## START

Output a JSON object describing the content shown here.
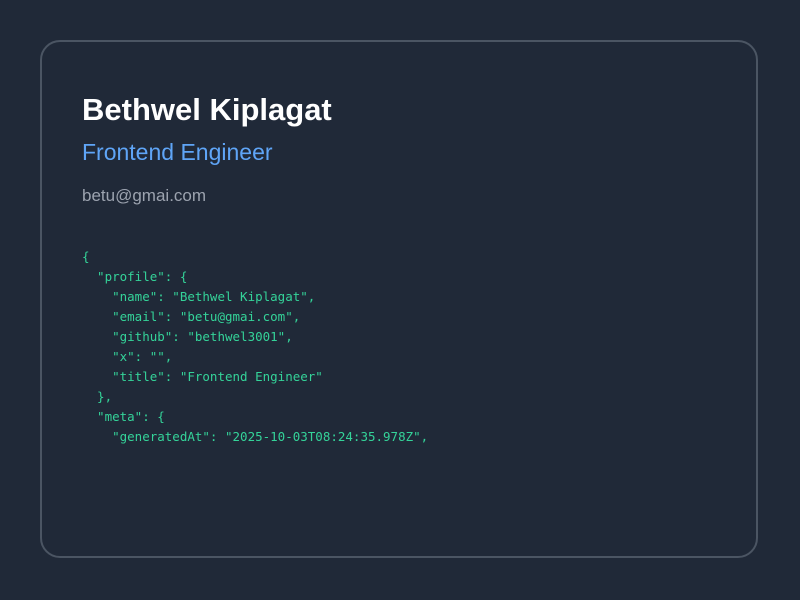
{
  "profile_card": {
    "name": "Bethwel Kiplagat",
    "title": "Frontend Engineer",
    "email": "betu@gmai.com"
  },
  "json_preview": {
    "lines": [
      "{",
      "  \"profile\": {",
      "    \"name\": \"Bethwel Kiplagat\",",
      "    \"email\": \"betu@gmai.com\",",
      "    \"github\": \"bethwel3001\",",
      "    \"x\": \"\",",
      "    \"title\": \"Frontend Engineer\"",
      "  },",
      "  \"meta\": {",
      "    \"generatedAt\": \"2025-10-03T08:24:35.978Z\","
    ]
  },
  "colors": {
    "background": "#202938",
    "card_border": "#4b5563",
    "name": "#ffffff",
    "title": "#5fa5f7",
    "email": "#9ca3af",
    "code": "#34d399"
  }
}
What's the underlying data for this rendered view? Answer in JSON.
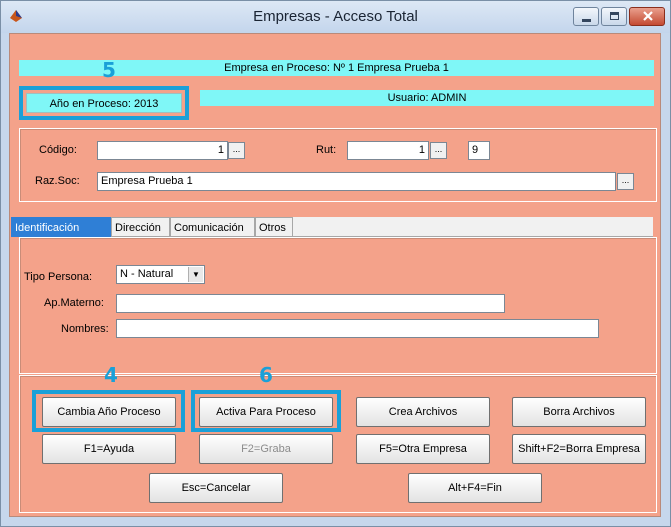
{
  "window": {
    "title": "Empresas - Acceso Total"
  },
  "header": {
    "empresa_proceso": "Empresa en Proceso: Nº 1 Empresa Prueba 1",
    "year_button": "Año en Proceso: 2013",
    "usuario": "Usuario: ADMIN"
  },
  "callouts": {
    "c5": "5",
    "c4": "4",
    "c6": "6"
  },
  "form": {
    "codigo_label": "Código:",
    "codigo_value": "1",
    "rut_label": "Rut:",
    "rut_value": "1",
    "rut_dv": "9",
    "razsoc_label": "Raz.Soc:",
    "razsoc_value": "Empresa Prueba 1",
    "browse": "..."
  },
  "tabs": [
    "Identificación",
    "Dirección",
    "Comunicación",
    "Otros"
  ],
  "identificacion": {
    "tipo_persona_label": "Tipo Persona:",
    "tipo_persona_value": "N - Natural",
    "ap_materno_label": "Ap.Materno:",
    "ap_materno_value": "",
    "nombres_label": "Nombres:",
    "nombres_value": ""
  },
  "buttons": {
    "cambia": "Cambia Año Proceso",
    "activa": "Activa Para Proceso",
    "crea": "Crea Archivos",
    "borra": "Borra Archivos",
    "f1": "F1=Ayuda",
    "f2": "F2=Graba",
    "f5": "F5=Otra Empresa",
    "shiftf2": "Shift+F2=Borra Empresa",
    "esc": "Esc=Cancelar",
    "altf4": "Alt+F4=Fin"
  }
}
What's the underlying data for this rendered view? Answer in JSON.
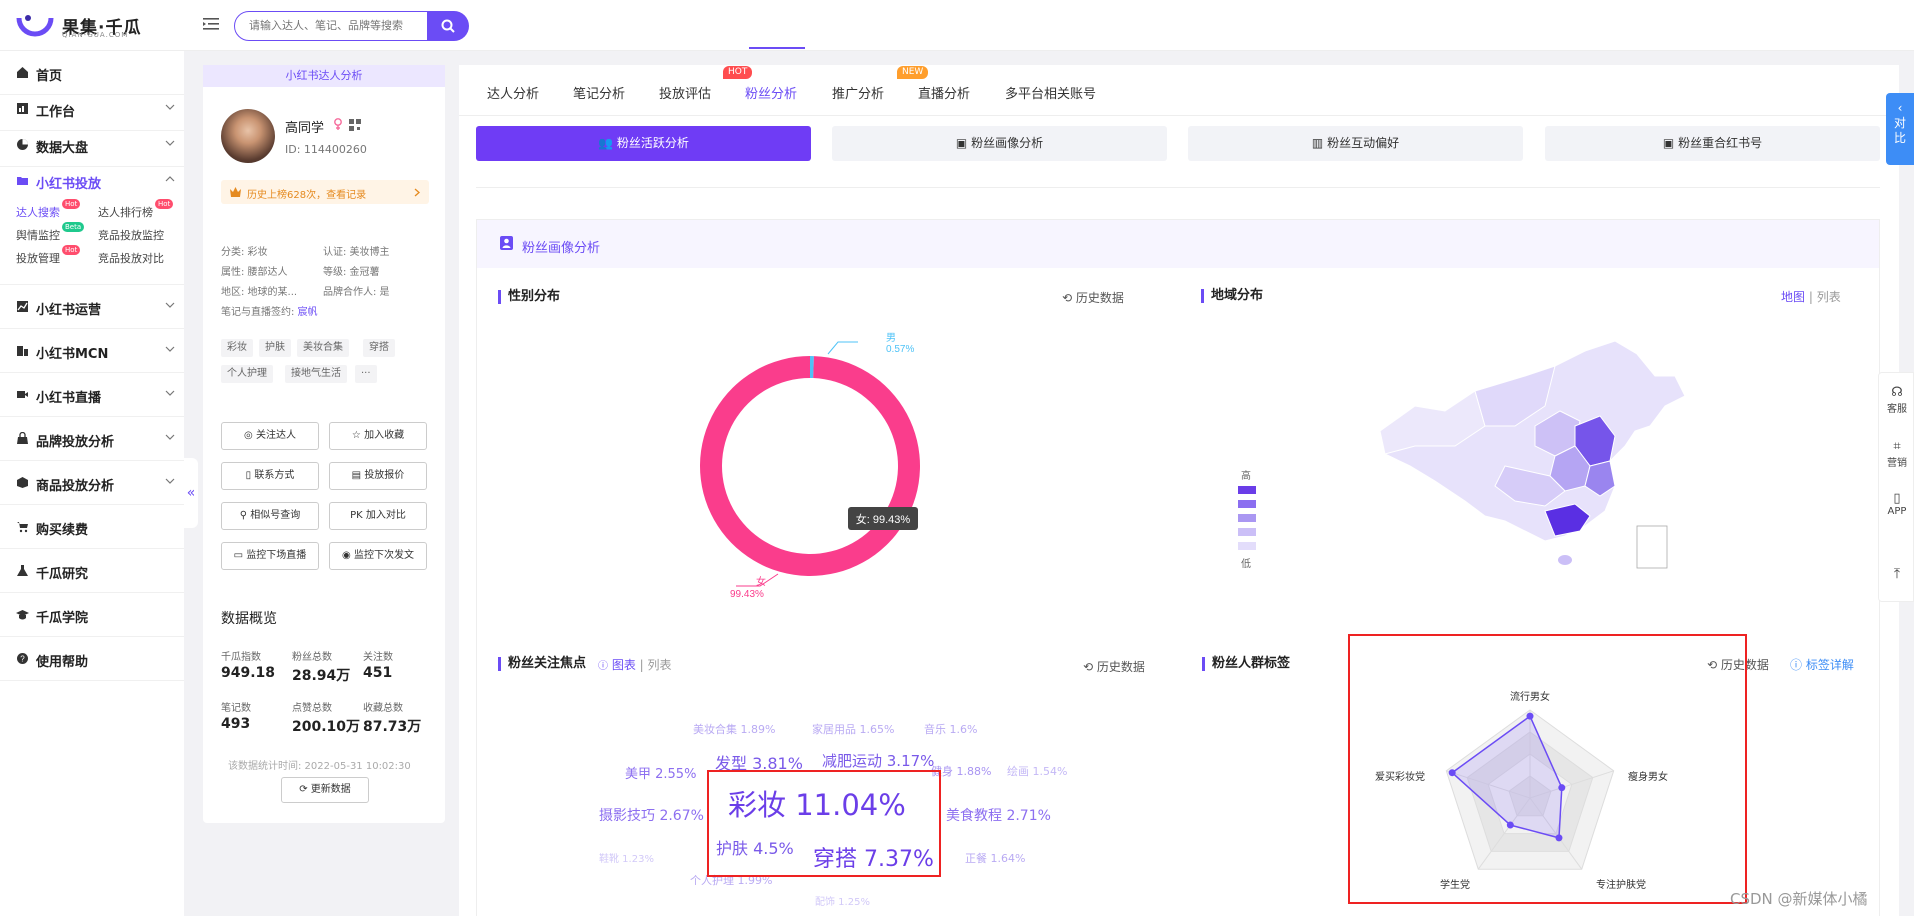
{
  "header": {
    "logo_title": "果集·千瓜",
    "logo_sub": "QIAN-GUA.COM",
    "search_placeholder": "请输入达人、笔记、品牌等搜索"
  },
  "nav": {
    "home": "首页",
    "workbench": "工作台",
    "data_screen": "数据大盘",
    "xhs_ads": "小红书投放",
    "sub": {
      "talent_search": "达人搜索",
      "talent_rank": "达人排行榜",
      "sentiment": "舆情监控",
      "competitor_monitor": "竞品投放监控",
      "ad_manage": "投放管理",
      "competitor_compare": "竞品投放对比",
      "hot": "Hot",
      "beta": "Beta"
    },
    "xhs_ops": "小红书运营",
    "xhs_mcn": "小红书MCN",
    "xhs_live": "小红书直播",
    "brand_analysis": "品牌投放分析",
    "goods_analysis": "商品投放分析",
    "renew": "购买续费",
    "research": "千瓜研究",
    "academy": "千瓜学院",
    "help": "使用帮助",
    "collapse": "«"
  },
  "profile": {
    "banner": "小红书达人分析",
    "name": "高同学",
    "id": "ID:  114400260",
    "rank_text": "历史上榜628次，查看记录",
    "info": {
      "category": "分类: 彩妆",
      "cert": "认证: 美妆博主",
      "attr": "属性: 腰部达人",
      "level": "等级: 金冠薯",
      "region": "地区: 地球的某...",
      "brand_partner": "品牌合作人: 是",
      "sign_label": "笔记与直播签约: ",
      "sign_value": "宸帆"
    },
    "tags": [
      "彩妆",
      "护肤",
      "美妆合集",
      "穿搭",
      "个人护理",
      "接地气生活",
      "···"
    ],
    "buttons": {
      "follow": "关注达人",
      "favorite": "加入收藏",
      "contact": "联系方式",
      "quote": "投放报价",
      "similar": "相似号查询",
      "pk": "PK 加入对比",
      "monitor_live": "监控下场直播",
      "monitor_post": "监控下次发文"
    },
    "overview_title": "数据概览",
    "stats": [
      {
        "label": "千瓜指数",
        "value": "949.18"
      },
      {
        "label": "粉丝总数",
        "value": "28.94万"
      },
      {
        "label": "关注数",
        "value": "451"
      },
      {
        "label": "笔记数",
        "value": "493"
      },
      {
        "label": "点赞总数",
        "value": "200.10万"
      },
      {
        "label": "收藏总数",
        "value": "87.73万"
      }
    ],
    "stat_time": "该数据统计时间: 2022-05-31 10:02:30",
    "refresh": "更新数据"
  },
  "tabs": [
    "达人分析",
    "笔记分析",
    "投放评估",
    "粉丝分析",
    "推广分析",
    "直播分析",
    "多平台相关账号"
  ],
  "tab_badges": {
    "hot": "HOT",
    "new": "NEW"
  },
  "active_tab": "粉丝分析",
  "subtabs": [
    "粉丝活跃分析",
    "粉丝画像分析",
    "粉丝互动偏好",
    "粉丝重合红书号"
  ],
  "section_title": "粉丝画像分析",
  "gender": {
    "title": "性别分布",
    "history": "历史数据",
    "male_label": "男",
    "male_pct": "0.57%",
    "female_label": "女",
    "female_pct": "99.43%",
    "tooltip": "女: 99.43%",
    "male_value": 0.57,
    "female_value": 99.43,
    "male_color": "#4fc3f7",
    "female_color": "#fa3d8c"
  },
  "region": {
    "title": "地域分布",
    "view_map": "地图",
    "view_list": "列表",
    "legend_high": "高",
    "legend_low": "低"
  },
  "focus": {
    "title": "粉丝关注焦点",
    "view_chart": "图表",
    "view_list": "列表",
    "history": "历史数据",
    "words": [
      {
        "text": "美妆合集 1.89%"
      },
      {
        "text": "家居用品 1.65%"
      },
      {
        "text": "音乐 1.6%"
      },
      {
        "text": "美甲 2.55%"
      },
      {
        "text": "发型 3.81%"
      },
      {
        "text": "减肥运动 3.17%"
      },
      {
        "text": "健身 1.88%"
      },
      {
        "text": "绘画 1.54%"
      },
      {
        "text": "彩妆 11.04%"
      },
      {
        "text": "摄影技巧 2.67%"
      },
      {
        "text": "美食教程 2.71%"
      },
      {
        "text": "护肤 4.5%"
      },
      {
        "text": "穿搭 7.37%"
      },
      {
        "text": "鞋靴 1.23%"
      },
      {
        "text": "正餐 1.64%"
      },
      {
        "text": "个人护理 1.99%"
      },
      {
        "text": "配饰 1.25%"
      }
    ]
  },
  "tags_card": {
    "title": "粉丝人群标签",
    "history": "历史数据",
    "detail": "标签详解",
    "radar_labels": [
      "流行男女",
      "瘦身男女",
      "专注护肤党",
      "学生党",
      "爱买彩妆党"
    ],
    "radar_values": [
      0.93,
      0.38,
      0.56,
      0.38,
      0.93
    ]
  },
  "side": {
    "compare": "对比",
    "service": "客服",
    "marketing": "营销",
    "app": "APP"
  },
  "watermark": "CSDN @新媒体小橘"
}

## END

## Task requirements
Return each line from the material above exactly, but not the pictures.

## Reply to the task
Output a JSON object describing the content shown here.
{
  "profile_card": {
    "name": "Bethwel Kiplagat",
    "title": "Frontend Engineer",
    "email": "betu@gmai.com"
  },
  "json_preview": {
    "lines": [
      "{",
      "  \"profile\": {",
      "    \"name\": \"Bethwel Kiplagat\",",
      "    \"email\": \"betu@gmai.com\",",
      "    \"github\": \"bethwel3001\",",
      "    \"x\": \"\",",
      "    \"title\": \"Frontend Engineer\"",
      "  },",
      "  \"meta\": {",
      "    \"generatedAt\": \"2025-10-03T08:24:35.978Z\","
    ]
  },
  "colors": {
    "background": "#202938",
    "card_border": "#4b5563",
    "name": "#ffffff",
    "title": "#5fa5f7",
    "email": "#9ca3af",
    "code": "#34d399"
  }
}
What's the underlying data for this rendered view? Answer in JSON.
{
  "window": {
    "title": "Empresas - Acceso Total"
  },
  "header": {
    "empresa_proceso": "Empresa en Proceso: Nº 1 Empresa Prueba 1",
    "year_button": "Año en Proceso: 2013",
    "usuario": "Usuario: ADMIN"
  },
  "callouts": {
    "c5": "5",
    "c4": "4",
    "c6": "6"
  },
  "form": {
    "codigo_label": "Código:",
    "codigo_value": "1",
    "rut_label": "Rut:",
    "rut_value": "1",
    "rut_dv": "9",
    "razsoc_label": "Raz.Soc:",
    "razsoc_value": "Empresa Prueba 1",
    "browse": "..."
  },
  "tabs": [
    "Identificación",
    "Dirección",
    "Comunicación",
    "Otros"
  ],
  "identificacion": {
    "tipo_persona_label": "Tipo Persona:",
    "tipo_persona_value": "N - Natural",
    "ap_materno_label": "Ap.Materno:",
    "ap_materno_value": "",
    "nombres_label": "Nombres:",
    "nombres_value": ""
  },
  "buttons": {
    "cambia": "Cambia Año Proceso",
    "activa": "Activa Para Proceso",
    "crea": "Crea Archivos",
    "borra": "Borra Archivos",
    "f1": "F1=Ayuda",
    "f2": "F2=Graba",
    "f5": "F5=Otra Empresa",
    "shiftf2": "Shift+F2=Borra Empresa",
    "esc": "Esc=Cancelar",
    "altf4": "Alt+F4=Fin"
  }
}
What's the underlying data for this rendered view? Answer in JSON.
{
  "header": {
    "logo_title": "果集·千瓜",
    "logo_sub": "QIAN-GUA.COM",
    "search_placeholder": "请输入达人、笔记、品牌等搜索"
  },
  "nav": {
    "home": "首页",
    "workbench": "工作台",
    "data_screen": "数据大盘",
    "xhs_ads": "小红书投放",
    "sub": {
      "talent_search": "达人搜索",
      "talent_rank": "达人排行榜",
      "sentiment": "舆情监控",
      "competitor_monitor": "竞品投放监控",
      "ad_manage": "投放管理",
      "competitor_compare": "竞品投放对比",
      "hot": "Hot",
      "beta": "Beta"
    },
    "xhs_ops": "小红书运营",
    "xhs_mcn": "小红书MCN",
    "xhs_live": "小红书直播",
    "brand_analysis": "品牌投放分析",
    "goods_analysis": "商品投放分析",
    "renew": "购买续费",
    "research": "千瓜研究",
    "academy": "千瓜学院",
    "help": "使用帮助",
    "collapse": "«"
  },
  "profile": {
    "banner": "小红书达人分析",
    "name": "高同学",
    "id": "ID:  114400260",
    "rank_text": "历史上榜628次，查看记录",
    "info": {
      "category": "分类: 彩妆",
      "cert": "认证: 美妆博主",
      "attr": "属性: 腰部达人",
      "level": "等级: 金冠薯",
      "region": "地区: 地球的某...",
      "brand_partner": "品牌合作人: 是",
      "sign_label": "笔记与直播签约: ",
      "sign_value": "宸帆"
    },
    "tags": [
      "彩妆",
      "护肤",
      "美妆合集",
      "穿搭",
      "个人护理",
      "接地气生活",
      "···"
    ],
    "buttons": {
      "follow": "关注达人",
      "favorite": "加入收藏",
      "contact": "联系方式",
      "quote": "投放报价",
      "similar": "相似号查询",
      "pk": "PK 加入对比",
      "monitor_live": "监控下场直播",
      "monitor_post": "监控下次发文"
    },
    "overview_title": "数据概览",
    "stats": [
      {
        "label": "千瓜指数",
        "value": "949.18"
      },
      {
        "label": "粉丝总数",
        "value": "28.94万"
      },
      {
        "label": "关注数",
        "value": "451"
      },
      {
        "label": "笔记数",
        "value": "493"
      },
      {
        "label": "点赞总数",
        "value": "200.10万"
      },
      {
        "label": "收藏总数",
        "value": "87.73万"
      }
    ],
    "stat_time": "该数据统计时间: 2022-05-31 10:02:30",
    "refresh": "更新数据"
  },
  "tabs": [
    "达人分析",
    "笔记分析",
    "投放评估",
    "粉丝分析",
    "推广分析",
    "直播分析",
    "多平台相关账号"
  ],
  "tab_badges": {
    "hot": "HOT",
    "new": "NEW"
  },
  "active_tab": "粉丝分析",
  "subtabs": [
    "粉丝活跃分析",
    "粉丝画像分析",
    "粉丝互动偏好",
    "粉丝重合红书号"
  ],
  "section_title": "粉丝画像分析",
  "gender": {
    "title": "性别分布",
    "history": "历史数据",
    "male_label": "男",
    "male_pct": "0.57%",
    "female_label": "女",
    "female_pct": "99.43%",
    "tooltip": "女: 99.43%",
    "male_value": 0.57,
    "female_value": 99.43,
    "male_color": "#4fc3f7",
    "female_color": "#fa3d8c"
  },
  "region": {
    "title": "地域分布",
    "view_map": "地图",
    "view_list": "列表",
    "legend_high": "高",
    "legend_low": "低"
  },
  "focus": {
    "title": "粉丝关注焦点",
    "view_chart": "图表",
    "view_list": "列表",
    "history": "历史数据",
    "words": [
      {
        "text": "美妆合集 1.89%"
      },
      {
        "text": "家居用品 1.65%"
      },
      {
        "text": "音乐 1.6%"
      },
      {
        "text": "美甲 2.55%"
      },
      {
        "text": "发型 3.81%"
      },
      {
        "text": "减肥运动 3.17%"
      },
      {
        "text": "健身 1.88%"
      },
      {
        "text": "绘画 1.54%"
      },
      {
        "text": "彩妆 11.04%"
      },
      {
        "text": "摄影技巧 2.67%"
      },
      {
        "text": "美食教程 2.71%"
      },
      {
        "text": "护肤 4.5%"
      },
      {
        "text": "穿搭 7.37%"
      },
      {
        "text": "鞋靴 1.23%"
      },
      {
        "text": "正餐 1.64%"
      },
      {
        "text": "个人护理 1.99%"
      },
      {
        "text": "配饰 1.25%"
      }
    ]
  },
  "tags_card": {
    "title": "粉丝人群标签",
    "history": "历史数据",
    "detail": "标签详解",
    "radar_labels": [
      "流行男女",
      "瘦身男女",
      "专注护肤党",
      "学生党",
      "爱买彩妆党"
    ],
    "radar_values": [
      0.93,
      0.38,
      0.56,
      0.38,
      0.93
    ]
  },
  "side": {
    "compare": "对比",
    "service": "客服",
    "marketing": "营销",
    "app": "APP"
  },
  "watermark": "CSDN @新媒体小橘"
}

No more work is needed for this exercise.